→ **PROBLEM STATEMENT**: Reproduce every entry below precisely. Pictures are excluded from the copy.

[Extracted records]
-------------------------
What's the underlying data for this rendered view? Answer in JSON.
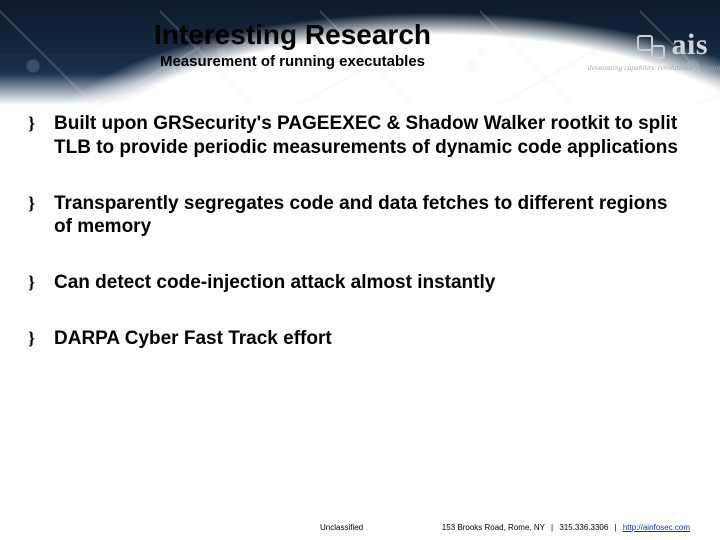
{
  "header": {
    "title": "Interesting Research",
    "subtitle": "Measurement of running executables"
  },
  "logo": {
    "text": "ais",
    "tagline": "devastating capability. revolutionary advantage"
  },
  "bullets": [
    "Built upon GRSecurity's PAGEEXEC & Shadow Walker rootkit to split TLB to provide periodic measurements of dynamic code applications",
    "Transparently segregates code and data fetches to different regions of memory",
    "Can detect code-injection attack almost instantly",
    "DARPA Cyber Fast Track effort"
  ],
  "footer": {
    "classification": "Unclassified",
    "address": "153 Brooks Road, Rome, NY",
    "phone": "315.336.3306",
    "url_label": "http://ainfosec.com",
    "url_href": "http://ainfosec.com"
  }
}
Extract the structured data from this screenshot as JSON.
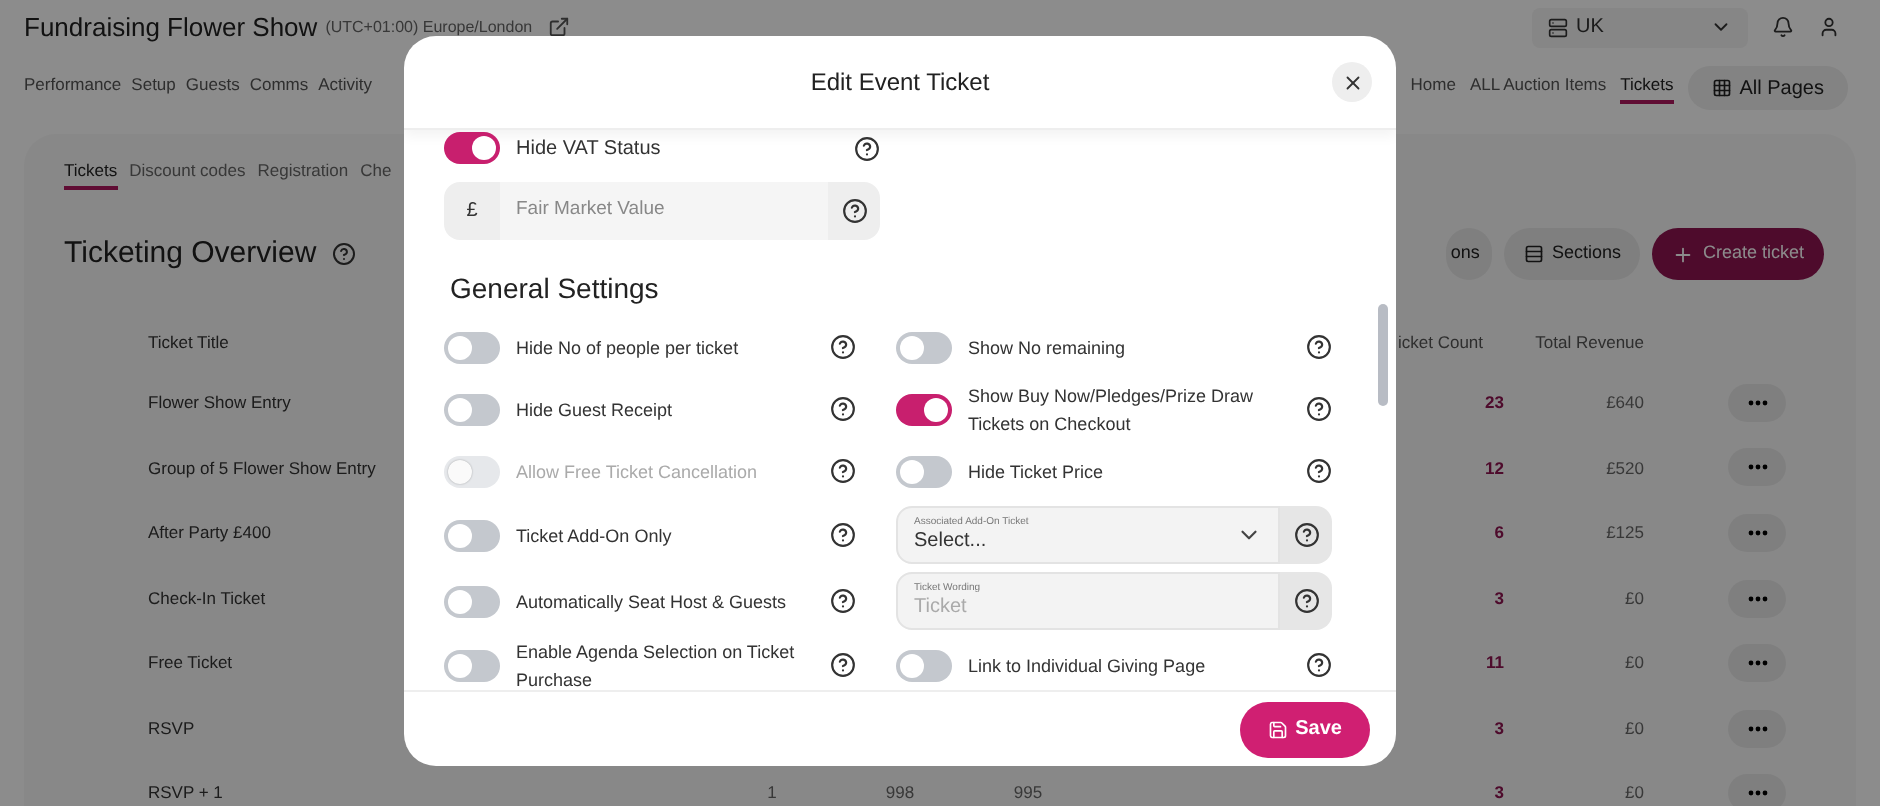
{
  "header": {
    "title": "Fundraising Flower Show",
    "timezone": "(UTC+01:00) Europe/London",
    "region": "UK"
  },
  "nav": [
    {
      "label": "Performance",
      "selected": false
    },
    {
      "label": "Setup",
      "selected": false
    },
    {
      "label": "Guests",
      "selected": false
    },
    {
      "label": "Comms",
      "selected": false
    },
    {
      "label": "Activity",
      "selected": false
    }
  ],
  "nav_right": [
    {
      "label": "Home",
      "selected": false
    },
    {
      "label": "ALL Auction Items",
      "selected": false
    },
    {
      "label": "Tickets",
      "selected": true
    }
  ],
  "all_pages": "All Pages",
  "sub_tabs": [
    {
      "label": "Tickets",
      "selected": true
    },
    {
      "label": "Discount codes",
      "selected": false
    },
    {
      "label": "Registration",
      "selected": false
    },
    {
      "label": "Che",
      "selected": false
    }
  ],
  "overview": {
    "title": "Ticketing Overview",
    "buttons": [
      {
        "label": "ons",
        "kind": "secondary"
      },
      {
        "label": "Sections",
        "kind": "secondary"
      },
      {
        "label": "Create ticket",
        "kind": "primary"
      }
    ]
  },
  "table": {
    "columns": [
      "Ticket Title",
      "icket Count",
      "Total Revenue"
    ],
    "rows": [
      {
        "title": "Flower Show Entry",
        "count": "23",
        "revenue": "£640"
      },
      {
        "title": "Group of 5 Flower Show Entry",
        "count": "12",
        "revenue": "£520"
      },
      {
        "title": "After Party £400",
        "count": "6",
        "revenue": "£125"
      },
      {
        "title": "Check-In Ticket",
        "count": "3",
        "revenue": "£0"
      },
      {
        "title": "Free Ticket",
        "count": "11",
        "revenue": "£0"
      },
      {
        "title": "RSVP",
        "count": "3",
        "revenue": "£0"
      },
      {
        "title": "RSVP + 1",
        "cells": [
          "1",
          "998",
          "995"
        ],
        "count": "3",
        "revenue": "£0"
      }
    ]
  },
  "modal": {
    "title": "Edit Event Ticket",
    "vat": {
      "label": "Hide VAT Status",
      "on": true
    },
    "fmv": {
      "prefix": "£",
      "placeholder": "Fair Market Value"
    },
    "section": "General Settings",
    "left": [
      {
        "label": "Hide No of people per ticket",
        "on": false,
        "disabled": false
      },
      {
        "label": "Hide Guest Receipt",
        "on": false,
        "disabled": false
      },
      {
        "label": "Allow Free Ticket Cancellation",
        "on": false,
        "disabled": true
      },
      {
        "label": "Ticket Add-On Only",
        "on": false,
        "disabled": false
      },
      {
        "label": "Automatically Seat Host & Guests",
        "on": false,
        "disabled": false
      },
      {
        "label": "Enable Agenda Selection on Ticket Purchase",
        "on": false,
        "disabled": false
      }
    ],
    "right": [
      {
        "kind": "toggle",
        "label": "Show No remaining",
        "on": false
      },
      {
        "kind": "toggle",
        "label": "Show Buy Now/Pledges/Prize Draw Tickets on Checkout",
        "on": true
      },
      {
        "kind": "toggle",
        "label": "Hide Ticket Price",
        "on": false
      },
      {
        "kind": "select",
        "label": "Associated Add-On Ticket",
        "value": "Select..."
      },
      {
        "kind": "text",
        "label": "Ticket Wording",
        "placeholder": "Ticket"
      },
      {
        "kind": "toggle",
        "label": "Link to Individual Giving Page",
        "on": false
      }
    ],
    "save": "Save"
  }
}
-------------------------
→ **OUTPUT FOR THIS TASK**:
What's the underlying data for this rendered view? Answer in JSON.
{
  "header": {
    "title": "Interesting Research",
    "subtitle": "Measurement of running executables"
  },
  "logo": {
    "text": "ais",
    "tagline": "devastating capability. revolutionary advantage"
  },
  "bullets": [
    "Built upon GRSecurity's PAGEEXEC & Shadow Walker rootkit to split TLB to provide periodic measurements of dynamic code applications",
    "Transparently segregates code and data fetches to different regions of memory",
    "Can detect code-injection attack almost instantly",
    "DARPA Cyber Fast Track effort"
  ],
  "footer": {
    "classification": "Unclassified",
    "address": "153 Brooks Road, Rome, NY",
    "phone": "315.336.3306",
    "url_label": "http://ainfosec.com",
    "url_href": "http://ainfosec.com"
  }
}
Extract the structured data from this screenshot as JSON.
{
  "header": {
    "title": "Fundraising Flower Show",
    "timezone": "(UTC+01:00) Europe/London",
    "region": "UK"
  },
  "nav": [
    {
      "label": "Performance",
      "selected": false
    },
    {
      "label": "Setup",
      "selected": false
    },
    {
      "label": "Guests",
      "selected": false
    },
    {
      "label": "Comms",
      "selected": false
    },
    {
      "label": "Activity",
      "selected": false
    }
  ],
  "nav_right": [
    {
      "label": "Home",
      "selected": false
    },
    {
      "label": "ALL Auction Items",
      "selected": false
    },
    {
      "label": "Tickets",
      "selected": true
    }
  ],
  "all_pages": "All Pages",
  "sub_tabs": [
    {
      "label": "Tickets",
      "selected": true
    },
    {
      "label": "Discount codes",
      "selected": false
    },
    {
      "label": "Registration",
      "selected": false
    },
    {
      "label": "Che",
      "selected": false
    }
  ],
  "overview": {
    "title": "Ticketing Overview",
    "buttons": [
      {
        "label": "ons",
        "kind": "secondary"
      },
      {
        "label": "Sections",
        "kind": "secondary"
      },
      {
        "label": "Create ticket",
        "kind": "primary"
      }
    ]
  },
  "table": {
    "columns": [
      "Ticket Title",
      "icket Count",
      "Total Revenue"
    ],
    "rows": [
      {
        "title": "Flower Show Entry",
        "count": "23",
        "revenue": "£640"
      },
      {
        "title": "Group of 5 Flower Show Entry",
        "count": "12",
        "revenue": "£520"
      },
      {
        "title": "After Party £400",
        "count": "6",
        "revenue": "£125"
      },
      {
        "title": "Check-In Ticket",
        "count": "3",
        "revenue": "£0"
      },
      {
        "title": "Free Ticket",
        "count": "11",
        "revenue": "£0"
      },
      {
        "title": "RSVP",
        "count": "3",
        "revenue": "£0"
      },
      {
        "title": "RSVP + 1",
        "cells": [
          "1",
          "998",
          "995"
        ],
        "count": "3",
        "revenue": "£0"
      }
    ]
  },
  "modal": {
    "title": "Edit Event Ticket",
    "vat": {
      "label": "Hide VAT Status",
      "on": true
    },
    "fmv": {
      "prefix": "£",
      "placeholder": "Fair Market Value"
    },
    "section": "General Settings",
    "left": [
      {
        "label": "Hide No of people per ticket",
        "on": false,
        "disabled": false
      },
      {
        "label": "Hide Guest Receipt",
        "on": false,
        "disabled": false
      },
      {
        "label": "Allow Free Ticket Cancellation",
        "on": false,
        "disabled": true
      },
      {
        "label": "Ticket Add-On Only",
        "on": false,
        "disabled": false
      },
      {
        "label": "Automatically Seat Host & Guests",
        "on": false,
        "disabled": false
      },
      {
        "label": "Enable Agenda Selection on Ticket Purchase",
        "on": false,
        "disabled": false
      }
    ],
    "right": [
      {
        "kind": "toggle",
        "label": "Show No remaining",
        "on": false
      },
      {
        "kind": "toggle",
        "label": "Show Buy Now/Pledges/Prize Draw Tickets on Checkout",
        "on": true
      },
      {
        "kind": "toggle",
        "label": "Hide Ticket Price",
        "on": false
      },
      {
        "kind": "select",
        "label": "Associated Add-On Ticket",
        "value": "Select..."
      },
      {
        "kind": "text",
        "label": "Ticket Wording",
        "placeholder": "Ticket"
      },
      {
        "kind": "toggle",
        "label": "Link to Individual Giving Page",
        "on": false
      }
    ],
    "save": "Save"
  }
}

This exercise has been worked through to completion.